WHAT IS BEING ASKED.
Transcribe the whole listing without a single picture.

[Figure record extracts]

----

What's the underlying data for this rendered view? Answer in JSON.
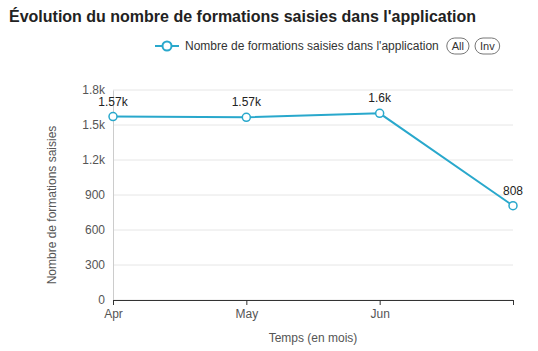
{
  "chart_data": {
    "type": "line",
    "title": "Évolution du nombre de formations saisies dans l'application",
    "x_label": "Temps (en mois)",
    "y_label": "Nombre de formations saisies",
    "categories": [
      "Apr",
      "May",
      "Jun",
      null
    ],
    "series": [
      {
        "name": "Nombre de formations saisies dans l'application",
        "color": "#29a8cc",
        "marker": "circle",
        "values": [
          1572,
          1566,
          1600,
          808
        ],
        "value_labels": [
          "1.57k",
          "1.57k",
          "1.6k",
          "808"
        ]
      }
    ],
    "ylim": [
      0,
      1800
    ],
    "yticks": [
      0,
      300,
      600,
      900,
      {
        "value": 1200,
        "label": "1.2k"
      },
      {
        "value": 1500,
        "label": "1.5k"
      },
      {
        "value": 1800,
        "label": "1.8k"
      }
    ],
    "grid": true,
    "data_labels": true,
    "legend": "top",
    "annotations": [
      "All",
      "Inv"
    ]
  }
}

----

RESULT FOR THIS TASK.
What's the underlying data for this rendered view? Answer in JSON.
{
  "chart_data": {
    "type": "line",
    "title": "Évolution du nombre de formations saisies dans l'application",
    "x_label": "Temps (en mois)",
    "y_label": "Nombre de formations saisies",
    "categories": [
      "Apr",
      "May",
      "Jun",
      null
    ],
    "series": [
      {
        "name": "Nombre de formations saisies dans l'application",
        "color": "#29a8cc",
        "marker": "circle",
        "values": [
          1572,
          1566,
          1600,
          808
        ],
        "value_labels": [
          "1.57k",
          "1.57k",
          "1.6k",
          "808"
        ]
      }
    ],
    "ylim": [
      0,
      1800
    ],
    "yticks": [
      0,
      300,
      600,
      900,
      {
        "value": 1200,
        "label": "1.2k"
      },
      {
        "value": 1500,
        "label": "1.5k"
      },
      {
        "value": 1800,
        "label": "1.8k"
      }
    ],
    "grid": true,
    "data_labels": true,
    "legend": "top",
    "annotations": [
      "All",
      "Inv"
    ]
  }
}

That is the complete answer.